SHORT EXERCISE.
Every line of the material is to be repeated exactly as it stands.

SUPPLIED MATERIAL.
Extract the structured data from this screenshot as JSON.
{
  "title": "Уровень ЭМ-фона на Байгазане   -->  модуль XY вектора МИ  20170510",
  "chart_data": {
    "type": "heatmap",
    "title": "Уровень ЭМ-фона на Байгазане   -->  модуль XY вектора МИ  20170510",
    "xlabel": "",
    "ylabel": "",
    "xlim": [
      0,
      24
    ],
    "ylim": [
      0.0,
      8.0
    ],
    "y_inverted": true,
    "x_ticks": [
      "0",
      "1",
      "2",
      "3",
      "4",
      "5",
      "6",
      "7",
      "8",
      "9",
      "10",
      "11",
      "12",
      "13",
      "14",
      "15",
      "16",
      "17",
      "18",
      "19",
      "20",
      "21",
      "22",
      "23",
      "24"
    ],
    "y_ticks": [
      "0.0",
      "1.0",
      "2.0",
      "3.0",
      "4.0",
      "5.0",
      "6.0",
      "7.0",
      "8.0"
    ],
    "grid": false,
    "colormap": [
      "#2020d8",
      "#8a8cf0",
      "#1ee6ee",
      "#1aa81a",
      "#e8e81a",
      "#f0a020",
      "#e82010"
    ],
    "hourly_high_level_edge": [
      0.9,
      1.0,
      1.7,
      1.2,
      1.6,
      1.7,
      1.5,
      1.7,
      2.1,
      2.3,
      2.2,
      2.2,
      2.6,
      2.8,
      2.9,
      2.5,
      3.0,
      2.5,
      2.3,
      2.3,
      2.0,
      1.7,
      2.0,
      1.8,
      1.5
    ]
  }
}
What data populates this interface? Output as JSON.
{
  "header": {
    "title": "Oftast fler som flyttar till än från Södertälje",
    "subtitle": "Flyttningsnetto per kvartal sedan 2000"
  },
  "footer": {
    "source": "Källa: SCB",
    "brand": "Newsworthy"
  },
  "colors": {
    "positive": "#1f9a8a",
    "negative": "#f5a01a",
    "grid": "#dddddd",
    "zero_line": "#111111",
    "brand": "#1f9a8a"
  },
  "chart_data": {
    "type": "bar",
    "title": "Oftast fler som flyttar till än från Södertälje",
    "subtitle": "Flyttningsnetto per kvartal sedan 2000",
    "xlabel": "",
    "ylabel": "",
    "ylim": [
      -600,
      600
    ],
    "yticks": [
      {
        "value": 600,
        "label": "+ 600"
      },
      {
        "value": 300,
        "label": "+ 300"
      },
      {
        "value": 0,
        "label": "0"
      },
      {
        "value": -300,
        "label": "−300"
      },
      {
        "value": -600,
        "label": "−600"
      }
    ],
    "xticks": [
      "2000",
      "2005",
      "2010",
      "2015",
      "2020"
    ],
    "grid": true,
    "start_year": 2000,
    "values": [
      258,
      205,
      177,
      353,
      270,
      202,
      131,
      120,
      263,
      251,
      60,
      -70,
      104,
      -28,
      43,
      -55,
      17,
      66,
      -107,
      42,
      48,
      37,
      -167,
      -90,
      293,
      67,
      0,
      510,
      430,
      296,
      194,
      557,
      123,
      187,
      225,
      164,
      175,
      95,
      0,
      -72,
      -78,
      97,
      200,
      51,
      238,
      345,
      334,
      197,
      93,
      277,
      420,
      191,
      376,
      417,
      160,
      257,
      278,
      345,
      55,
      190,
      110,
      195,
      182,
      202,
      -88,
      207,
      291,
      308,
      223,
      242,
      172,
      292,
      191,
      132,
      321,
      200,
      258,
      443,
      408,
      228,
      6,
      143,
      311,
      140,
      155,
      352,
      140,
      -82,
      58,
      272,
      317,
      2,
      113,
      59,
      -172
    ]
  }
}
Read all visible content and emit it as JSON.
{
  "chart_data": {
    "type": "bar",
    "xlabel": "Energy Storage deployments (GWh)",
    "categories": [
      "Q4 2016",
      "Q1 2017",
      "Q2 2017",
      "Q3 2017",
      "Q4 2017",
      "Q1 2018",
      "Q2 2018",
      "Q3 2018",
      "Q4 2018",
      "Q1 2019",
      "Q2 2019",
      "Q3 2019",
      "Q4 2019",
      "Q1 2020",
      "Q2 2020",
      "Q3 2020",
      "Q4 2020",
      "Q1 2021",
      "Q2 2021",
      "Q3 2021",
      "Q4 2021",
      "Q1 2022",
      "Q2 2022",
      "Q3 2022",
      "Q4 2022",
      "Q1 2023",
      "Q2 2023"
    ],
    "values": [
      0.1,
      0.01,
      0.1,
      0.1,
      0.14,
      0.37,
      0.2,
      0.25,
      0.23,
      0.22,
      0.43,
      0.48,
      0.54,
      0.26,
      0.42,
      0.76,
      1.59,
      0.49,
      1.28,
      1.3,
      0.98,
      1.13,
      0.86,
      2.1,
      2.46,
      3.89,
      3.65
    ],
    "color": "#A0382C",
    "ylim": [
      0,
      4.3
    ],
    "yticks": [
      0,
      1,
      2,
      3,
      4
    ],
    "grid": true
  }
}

ANSWER FOR THIS EXERCISE.
Extract the structured data from this screenshot as JSON.
{
  "title": "Уровень ЭМ-фона на Байгазане   -->  модуль XY вектора МИ  20170510",
  "chart_data": {
    "type": "heatmap",
    "title": "Уровень ЭМ-фона на Байгазане   -->  модуль XY вектора МИ  20170510",
    "xlabel": "",
    "ylabel": "",
    "xlim": [
      0,
      24
    ],
    "ylim": [
      0.0,
      8.0
    ],
    "y_inverted": true,
    "x_ticks": [
      "0",
      "1",
      "2",
      "3",
      "4",
      "5",
      "6",
      "7",
      "8",
      "9",
      "10",
      "11",
      "12",
      "13",
      "14",
      "15",
      "16",
      "17",
      "18",
      "19",
      "20",
      "21",
      "22",
      "23",
      "24"
    ],
    "y_ticks": [
      "0.0",
      "1.0",
      "2.0",
      "3.0",
      "4.0",
      "5.0",
      "6.0",
      "7.0",
      "8.0"
    ],
    "grid": false,
    "colormap": [
      "#2020d8",
      "#8a8cf0",
      "#1ee6ee",
      "#1aa81a",
      "#e8e81a",
      "#f0a020",
      "#e82010"
    ],
    "hourly_high_level_edge": [
      0.9,
      1.0,
      1.7,
      1.2,
      1.6,
      1.7,
      1.5,
      1.7,
      2.1,
      2.3,
      2.2,
      2.2,
      2.6,
      2.8,
      2.9,
      2.5,
      3.0,
      2.5,
      2.3,
      2.3,
      2.0,
      1.7,
      2.0,
      1.8,
      1.5
    ]
  }
}
What data populates this interface? Output as JSON.
{
  "header": {
    "title": "Oftast fler som flyttar till än från Södertälje",
    "subtitle": "Flyttningsnetto per kvartal sedan 2000"
  },
  "footer": {
    "source": "Källa: SCB",
    "brand": "Newsworthy"
  },
  "colors": {
    "positive": "#1f9a8a",
    "negative": "#f5a01a",
    "grid": "#dddddd",
    "zero_line": "#111111",
    "brand": "#1f9a8a"
  },
  "chart_data": {
    "type": "bar",
    "title": "Oftast fler som flyttar till än från Södertälje",
    "subtitle": "Flyttningsnetto per kvartal sedan 2000",
    "xlabel": "",
    "ylabel": "",
    "ylim": [
      -600,
      600
    ],
    "yticks": [
      {
        "value": 600,
        "label": "+ 600"
      },
      {
        "value": 300,
        "label": "+ 300"
      },
      {
        "value": 0,
        "label": "0"
      },
      {
        "value": -300,
        "label": "−300"
      },
      {
        "value": -600,
        "label": "−600"
      }
    ],
    "xticks": [
      "2000",
      "2005",
      "2010",
      "2015",
      "2020"
    ],
    "grid": true,
    "start_year": 2000,
    "values": [
      258,
      205,
      177,
      353,
      270,
      202,
      131,
      120,
      263,
      251,
      60,
      -70,
      104,
      -28,
      43,
      -55,
      17,
      66,
      -107,
      42,
      48,
      37,
      -167,
      -90,
      293,
      67,
      0,
      510,
      430,
      296,
      194,
      557,
      123,
      187,
      225,
      164,
      175,
      95,
      0,
      -72,
      -78,
      97,
      200,
      51,
      238,
      345,
      334,
      197,
      93,
      277,
      420,
      191,
      376,
      417,
      160,
      257,
      278,
      345,
      55,
      190,
      110,
      195,
      182,
      202,
      -88,
      207,
      291,
      308,
      223,
      242,
      172,
      292,
      191,
      132,
      321,
      200,
      258,
      443,
      408,
      228,
      6,
      143,
      311,
      140,
      155,
      352,
      140,
      -82,
      58,
      272,
      317,
      2,
      113,
      59,
      -172
    ]
  }
}
Read all visible content and emit it as JSON.
{
  "chart_data": {
    "type": "bar",
    "xlabel": "Energy Storage deployments (GWh)",
    "categories": [
      "Q4 2016",
      "Q1 2017",
      "Q2 2017",
      "Q3 2017",
      "Q4 2017",
      "Q1 2018",
      "Q2 2018",
      "Q3 2018",
      "Q4 2018",
      "Q1 2019",
      "Q2 2019",
      "Q3 2019",
      "Q4 2019",
      "Q1 2020",
      "Q2 2020",
      "Q3 2020",
      "Q4 2020",
      "Q1 2021",
      "Q2 2021",
      "Q3 2021",
      "Q4 2021",
      "Q1 2022",
      "Q2 2022",
      "Q3 2022",
      "Q4 2022",
      "Q1 2023",
      "Q2 2023"
    ],
    "values": [
      0.1,
      0.01,
      0.1,
      0.1,
      0.14,
      0.37,
      0.2,
      0.25,
      0.23,
      0.22,
      0.43,
      0.48,
      0.54,
      0.26,
      0.42,
      0.76,
      1.59,
      0.49,
      1.28,
      1.3,
      0.98,
      1.13,
      0.86,
      2.1,
      2.46,
      3.89,
      3.65
    ],
    "color": "#A0382C",
    "ylim": [
      0,
      4.3
    ],
    "yticks": [
      0,
      1,
      2,
      3,
      4
    ],
    "grid": true
  }
}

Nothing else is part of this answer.